記事:
離婚でも相続でも、もっとも揉める財産分与は「不動産」です。分割ができないこともあり、ローン関連でもさまざまな問題が発生します。本記事では『熟年離婚 女性がお金で損をしない本』(河出書房新社)の著者、寺門美和子氏が不動産の財産分与対策について解説します。
財産分与でいちばん揉めるのは「不動産」
離婚時の財産分与で揉めるのが不動産です。自宅を処分するのか、どちらかが住むのかという問題に直面します。財産分与の基本的な考え方は「名義に関係なく、結婚をしてから離婚するまでの間築き上げた資産を半分ずつ」となりますが、不動産を半分に割るわけにはいきません。
また、そこに住んでいる家族の事情もあるでしょう。通勤・通学・習い事のほか、熟年離婚の際は、親を近所の介護施設に入れたから自分が住みたいという希望もあります。

作業指示:
A) 記事によると、離婚時の財産分与でいちばん揉める財産は何ですか。
B) 記事のうち、「財産分与でいちばん揉めるのは「不動産」」を含む語句で始まり「みたいという希望もあります。」で終わる部分を、一字も変えずに抜き出してください。

元データ:
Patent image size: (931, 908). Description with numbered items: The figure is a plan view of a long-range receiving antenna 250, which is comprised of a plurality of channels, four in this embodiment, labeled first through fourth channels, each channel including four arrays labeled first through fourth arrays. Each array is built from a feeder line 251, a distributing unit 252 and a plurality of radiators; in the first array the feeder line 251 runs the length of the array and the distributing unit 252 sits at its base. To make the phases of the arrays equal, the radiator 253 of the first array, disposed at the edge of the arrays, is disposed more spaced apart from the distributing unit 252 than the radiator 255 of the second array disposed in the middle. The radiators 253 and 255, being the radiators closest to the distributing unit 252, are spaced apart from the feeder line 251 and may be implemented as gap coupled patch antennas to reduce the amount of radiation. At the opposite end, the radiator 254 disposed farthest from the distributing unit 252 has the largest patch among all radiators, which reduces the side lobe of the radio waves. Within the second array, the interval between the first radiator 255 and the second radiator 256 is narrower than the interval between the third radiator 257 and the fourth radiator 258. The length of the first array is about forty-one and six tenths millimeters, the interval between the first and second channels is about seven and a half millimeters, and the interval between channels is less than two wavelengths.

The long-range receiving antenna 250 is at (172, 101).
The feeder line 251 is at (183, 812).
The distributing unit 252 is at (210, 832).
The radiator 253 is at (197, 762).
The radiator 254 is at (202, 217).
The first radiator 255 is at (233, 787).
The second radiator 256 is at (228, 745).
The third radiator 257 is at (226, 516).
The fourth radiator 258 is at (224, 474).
* * *
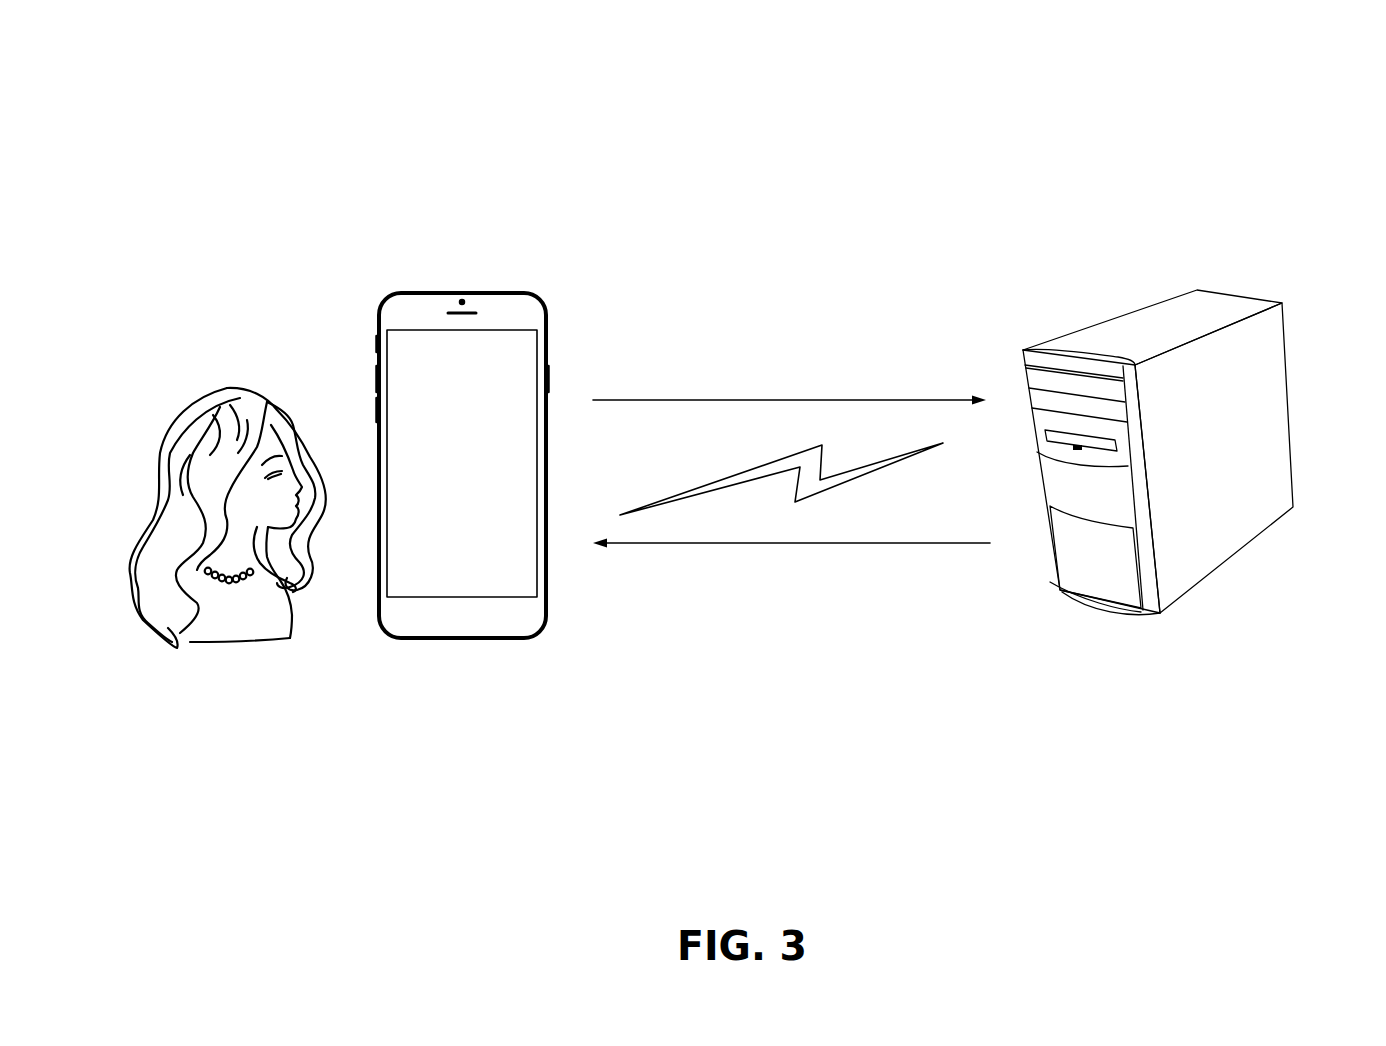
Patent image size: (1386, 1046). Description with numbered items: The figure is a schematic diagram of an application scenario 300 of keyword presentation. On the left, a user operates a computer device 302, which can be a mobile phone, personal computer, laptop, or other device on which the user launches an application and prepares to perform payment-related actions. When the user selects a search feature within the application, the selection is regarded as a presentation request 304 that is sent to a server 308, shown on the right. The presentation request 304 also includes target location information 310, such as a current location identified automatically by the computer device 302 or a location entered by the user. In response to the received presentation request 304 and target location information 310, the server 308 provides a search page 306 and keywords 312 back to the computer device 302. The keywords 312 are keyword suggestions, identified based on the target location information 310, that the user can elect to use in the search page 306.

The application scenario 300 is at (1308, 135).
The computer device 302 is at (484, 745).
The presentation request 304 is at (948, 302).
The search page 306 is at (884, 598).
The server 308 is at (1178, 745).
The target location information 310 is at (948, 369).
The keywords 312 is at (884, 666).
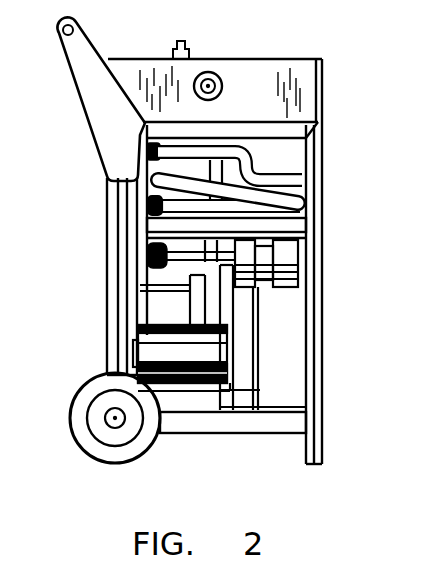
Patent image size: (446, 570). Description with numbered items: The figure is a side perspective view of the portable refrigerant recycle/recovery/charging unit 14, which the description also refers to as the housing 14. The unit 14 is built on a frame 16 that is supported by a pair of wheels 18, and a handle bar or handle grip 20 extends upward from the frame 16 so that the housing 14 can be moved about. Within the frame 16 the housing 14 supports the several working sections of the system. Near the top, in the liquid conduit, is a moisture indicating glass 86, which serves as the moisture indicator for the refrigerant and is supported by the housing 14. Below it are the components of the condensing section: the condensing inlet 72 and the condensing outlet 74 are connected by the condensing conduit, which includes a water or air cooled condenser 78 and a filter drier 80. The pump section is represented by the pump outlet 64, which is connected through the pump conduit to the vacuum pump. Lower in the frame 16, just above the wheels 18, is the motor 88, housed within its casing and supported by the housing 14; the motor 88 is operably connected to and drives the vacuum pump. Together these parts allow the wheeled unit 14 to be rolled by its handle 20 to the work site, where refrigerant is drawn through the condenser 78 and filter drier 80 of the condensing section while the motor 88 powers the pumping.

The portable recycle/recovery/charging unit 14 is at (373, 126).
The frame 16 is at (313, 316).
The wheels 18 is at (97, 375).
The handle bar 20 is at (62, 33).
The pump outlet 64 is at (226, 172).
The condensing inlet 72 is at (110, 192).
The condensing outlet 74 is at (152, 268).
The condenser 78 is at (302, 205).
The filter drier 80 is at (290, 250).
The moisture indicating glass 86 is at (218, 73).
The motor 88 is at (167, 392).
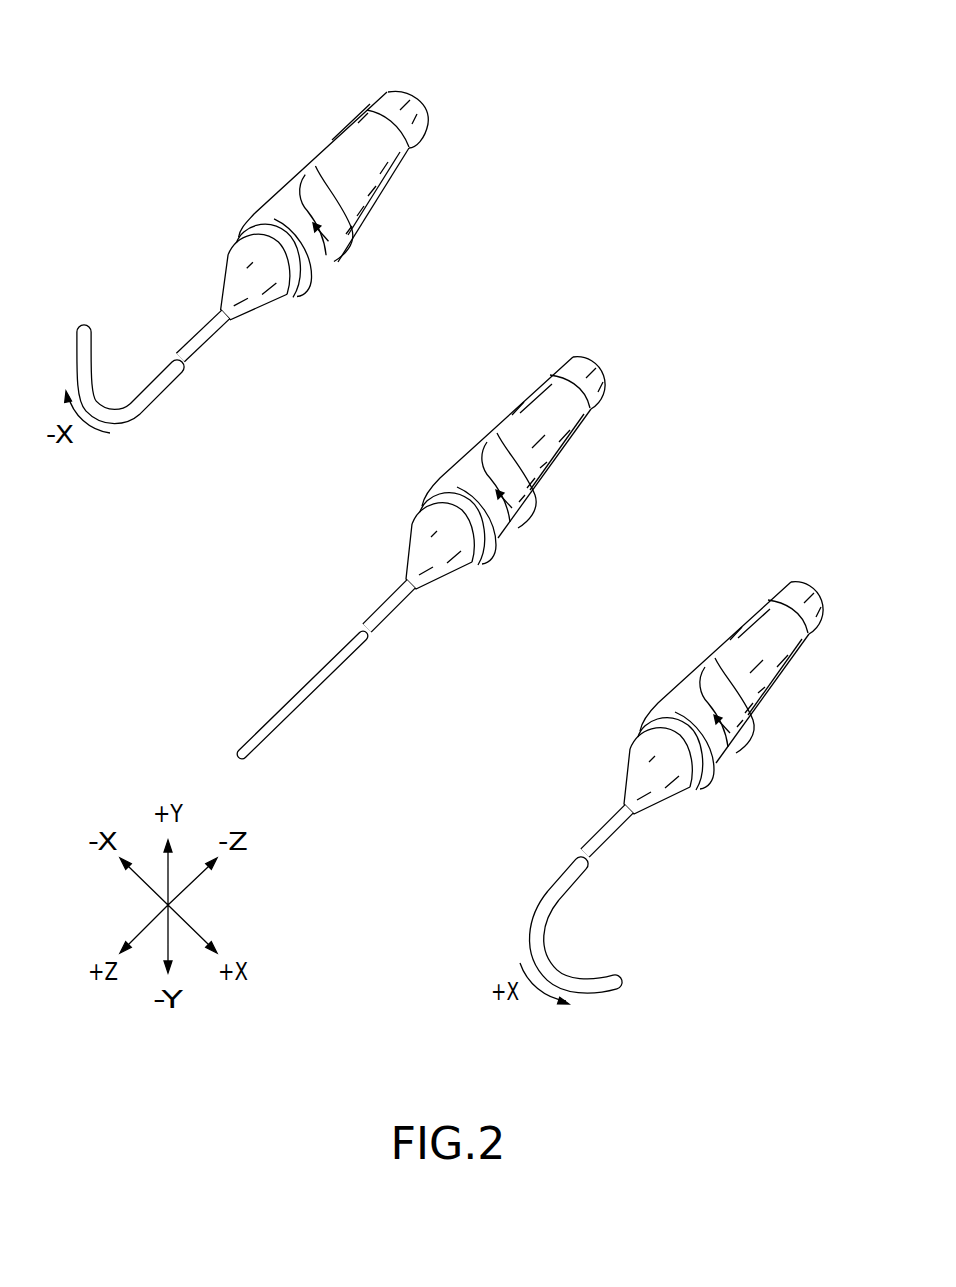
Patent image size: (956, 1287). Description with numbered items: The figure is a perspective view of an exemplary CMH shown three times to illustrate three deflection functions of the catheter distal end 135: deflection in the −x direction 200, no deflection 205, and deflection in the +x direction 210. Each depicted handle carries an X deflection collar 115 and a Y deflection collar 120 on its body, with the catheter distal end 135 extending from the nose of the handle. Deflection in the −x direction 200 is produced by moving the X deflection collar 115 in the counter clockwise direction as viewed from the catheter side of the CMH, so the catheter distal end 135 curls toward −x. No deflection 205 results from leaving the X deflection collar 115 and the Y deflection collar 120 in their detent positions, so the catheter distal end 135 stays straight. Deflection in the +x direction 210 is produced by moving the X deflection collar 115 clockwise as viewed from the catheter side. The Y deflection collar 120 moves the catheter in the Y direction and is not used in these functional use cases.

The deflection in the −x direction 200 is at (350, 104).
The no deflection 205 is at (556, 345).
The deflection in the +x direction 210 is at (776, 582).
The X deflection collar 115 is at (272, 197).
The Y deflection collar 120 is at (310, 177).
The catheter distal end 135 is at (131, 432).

作業ごとの回答:
A) 不動産です。

B)
財産分与でいちばん揉めるのは「不動産」
離婚時の財産分与で揉めるのが不動産です。自宅を処分するのか、どちらかが住むのかという問題に直面します。財産分与の基本的な考え方は「名義に関係なく、結婚をしてから離婚するまでの間築き上げた資産を半分ずつ」となりますが、不動産を半分に割るわけにはいきません。
また、そこに住んでいる家族の事情もあるでしょう。通勤・通学・習い事のほか、熟年離婚の際は、親を近所の介護施設に入れたから自分が住みたいという希望もあります。